Return each line of the records with nothing changed, pictures excepted.
Begin ENTRIES SUPPLIED
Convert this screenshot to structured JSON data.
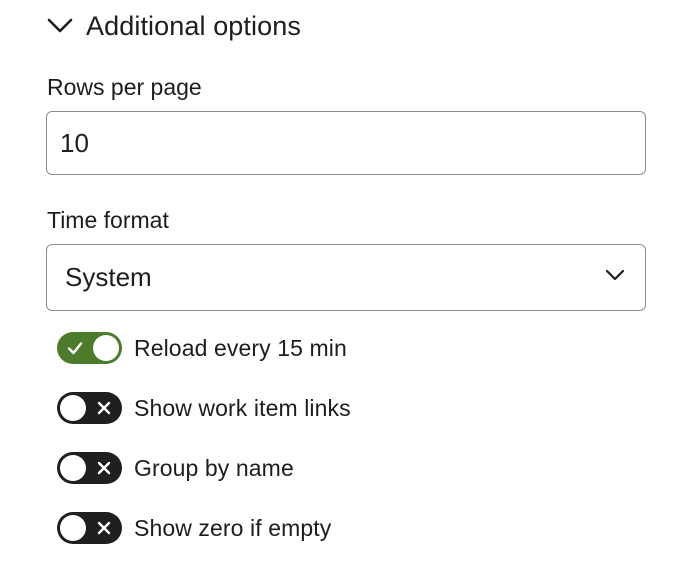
{
  "section": {
    "title": "Additional options",
    "expanded": true,
    "icon": "chevron-down-icon"
  },
  "rows_per_page": {
    "label": "Rows per page",
    "value": "10"
  },
  "time_format": {
    "label": "Time format",
    "value": "System",
    "icon": "chevron-down-icon"
  },
  "toggles": [
    {
      "label": "Reload every 15 min",
      "checked": true,
      "icon": "check-icon"
    },
    {
      "label": "Show work item links",
      "checked": false,
      "icon": "x-icon"
    },
    {
      "label": "Group by name",
      "checked": false,
      "icon": "x-icon"
    },
    {
      "label": "Show zero if empty",
      "checked": false,
      "icon": "x-icon"
    }
  ],
  "colors": {
    "toggle_on": "#4b7b2b",
    "toggle_off": "#1f1f1f",
    "input_border": "#8e8e8e",
    "text": "#1d1d1f"
  }
}
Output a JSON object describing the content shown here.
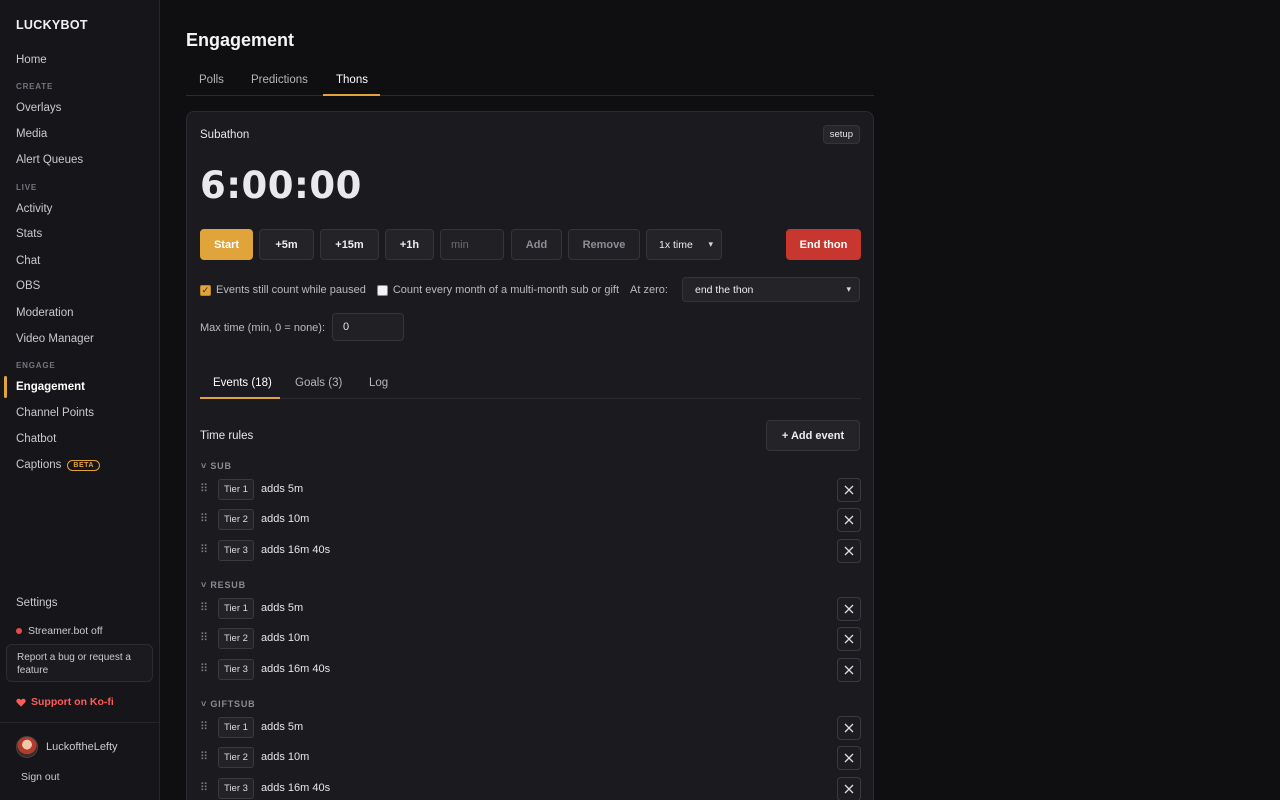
{
  "sidebar": {
    "brand": "LUCKYBOT",
    "home": "Home",
    "section_create": "CREATE",
    "overlays": "Overlays",
    "media": "Media",
    "alert_queues": "Alert Queues",
    "section_live": "LIVE",
    "activity": "Activity",
    "stats": "Stats",
    "chat": "Chat",
    "obs": "OBS",
    "moderation": "Moderation",
    "video_manager": "Video Manager",
    "section_engage": "ENGAGE",
    "engagement": "Engagement",
    "channel_points": "Channel Points",
    "chatbot": "Chatbot",
    "captions": "Captions",
    "beta_badge": "BETA",
    "settings": "Settings",
    "streamerbot_status": "Streamer.bot off",
    "bug_report": "Report a bug or request a feature",
    "kofi": "Support on Ko-fi",
    "username": "LuckoftheLefty",
    "sign_out": "Sign out",
    "status_color": "#e74b4b",
    "accent_color": "#e0a43a"
  },
  "main": {
    "title": "Engagement",
    "tabs": {
      "polls": "Polls",
      "predictions": "Predictions",
      "thons": "Thons"
    },
    "card": {
      "title": "Subathon",
      "setup": "setup",
      "timer": "6:00:00",
      "buttons": {
        "start": "Start",
        "plus5m": "+5m",
        "plus15m": "+15m",
        "plus1h": "+1h",
        "min_placeholder": "min",
        "add": "Add",
        "remove": "Remove",
        "speed": "1x time",
        "end": "End thon"
      },
      "options": {
        "paused_label": "Events still count while paused",
        "paused_checked": true,
        "multimonth_label": "Count every month of a multi-month sub or gift",
        "multimonth_checked": false,
        "at_zero_label": "At zero:",
        "at_zero_value": "end the thon",
        "max_time_label": "Max time (min, 0 = none):",
        "max_time_value": "0"
      },
      "subtabs": {
        "events": "Events (18)",
        "goals": "Goals (3)",
        "log": "Log"
      },
      "time_rules_label": "Time rules",
      "add_event": "+ Add event",
      "groups": [
        {
          "name": "SUB",
          "rules": [
            {
              "tier": "Tier 1",
              "text": "adds 5m"
            },
            {
              "tier": "Tier 2",
              "text": "adds 10m"
            },
            {
              "tier": "Tier 3",
              "text": "adds 16m 40s"
            }
          ]
        },
        {
          "name": "RESUB",
          "rules": [
            {
              "tier": "Tier 1",
              "text": "adds 5m"
            },
            {
              "tier": "Tier 2",
              "text": "adds 10m"
            },
            {
              "tier": "Tier 3",
              "text": "adds 16m 40s"
            }
          ]
        },
        {
          "name": "GIFTSUB",
          "rules": [
            {
              "tier": "Tier 1",
              "text": "adds 5m"
            },
            {
              "tier": "Tier 2",
              "text": "adds 10m"
            },
            {
              "tier": "Tier 3",
              "text": "adds 16m 40s"
            }
          ]
        }
      ]
    }
  }
}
End ENTRIES SUPPLIED
• [WRITTEN SOLUTION]:
Convert this screenshot to structured JSON data.
{
  "section": {
    "title": "Additional options",
    "expanded": true,
    "icon": "chevron-down-icon"
  },
  "rows_per_page": {
    "label": "Rows per page",
    "value": "10"
  },
  "time_format": {
    "label": "Time format",
    "value": "System",
    "icon": "chevron-down-icon"
  },
  "toggles": [
    {
      "label": "Reload every 15 min",
      "checked": true,
      "icon": "check-icon"
    },
    {
      "label": "Show work item links",
      "checked": false,
      "icon": "x-icon"
    },
    {
      "label": "Group by name",
      "checked": false,
      "icon": "x-icon"
    },
    {
      "label": "Show zero if empty",
      "checked": false,
      "icon": "x-icon"
    }
  ],
  "colors": {
    "toggle_on": "#4b7b2b",
    "toggle_off": "#1f1f1f",
    "input_border": "#8e8e8e",
    "text": "#1d1d1f"
  }
}
Output a JSON object describing the content shown here.
{
  "sidebar": {
    "brand": "LUCKYBOT",
    "home": "Home",
    "section_create": "CREATE",
    "overlays": "Overlays",
    "media": "Media",
    "alert_queues": "Alert Queues",
    "section_live": "LIVE",
    "activity": "Activity",
    "stats": "Stats",
    "chat": "Chat",
    "obs": "OBS",
    "moderation": "Moderation",
    "video_manager": "Video Manager",
    "section_engage": "ENGAGE",
    "engagement": "Engagement",
    "channel_points": "Channel Points",
    "chatbot": "Chatbot",
    "captions": "Captions",
    "beta_badge": "BETA",
    "settings": "Settings",
    "streamerbot_status": "Streamer.bot off",
    "bug_report": "Report a bug or request a feature",
    "kofi": "Support on Ko-fi",
    "username": "LuckoftheLefty",
    "sign_out": "Sign out",
    "status_color": "#e74b4b",
    "accent_color": "#e0a43a"
  },
  "main": {
    "title": "Engagement",
    "tabs": {
      "polls": "Polls",
      "predictions": "Predictions",
      "thons": "Thons"
    },
    "card": {
      "title": "Subathon",
      "setup": "setup",
      "timer": "6:00:00",
      "buttons": {
        "start": "Start",
        "plus5m": "+5m",
        "plus15m": "+15m",
        "plus1h": "+1h",
        "min_placeholder": "min",
        "add": "Add",
        "remove": "Remove",
        "speed": "1x time",
        "end": "End thon"
      },
      "options": {
        "paused_label": "Events still count while paused",
        "paused_checked": true,
        "multimonth_label": "Count every month of a multi-month sub or gift",
        "multimonth_checked": false,
        "at_zero_label": "At zero:",
        "at_zero_value": "end the thon",
        "max_time_label": "Max time (min, 0 = none):",
        "max_time_value": "0"
      },
      "subtabs": {
        "events": "Events (18)",
        "goals": "Goals (3)",
        "log": "Log"
      },
      "time_rules_label": "Time rules",
      "add_event": "+ Add event",
      "groups": [
        {
          "name": "SUB",
          "rules": [
            {
              "tier": "Tier 1",
              "text": "adds 5m"
            },
            {
              "tier": "Tier 2",
              "text": "adds 10m"
            },
            {
              "tier": "Tier 3",
              "text": "adds 16m 40s"
            }
          ]
        },
        {
          "name": "RESUB",
          "rules": [
            {
              "tier": "Tier 1",
              "text": "adds 5m"
            },
            {
              "tier": "Tier 2",
              "text": "adds 10m"
            },
            {
              "tier": "Tier 3",
              "text": "adds 16m 40s"
            }
          ]
        },
        {
          "name": "GIFTSUB",
          "rules": [
            {
              "tier": "Tier 1",
              "text": "adds 5m"
            },
            {
              "tier": "Tier 2",
              "text": "adds 10m"
            },
            {
              "tier": "Tier 3",
              "text": "adds 16m 40s"
            }
          ]
        }
      ]
    }
  }
}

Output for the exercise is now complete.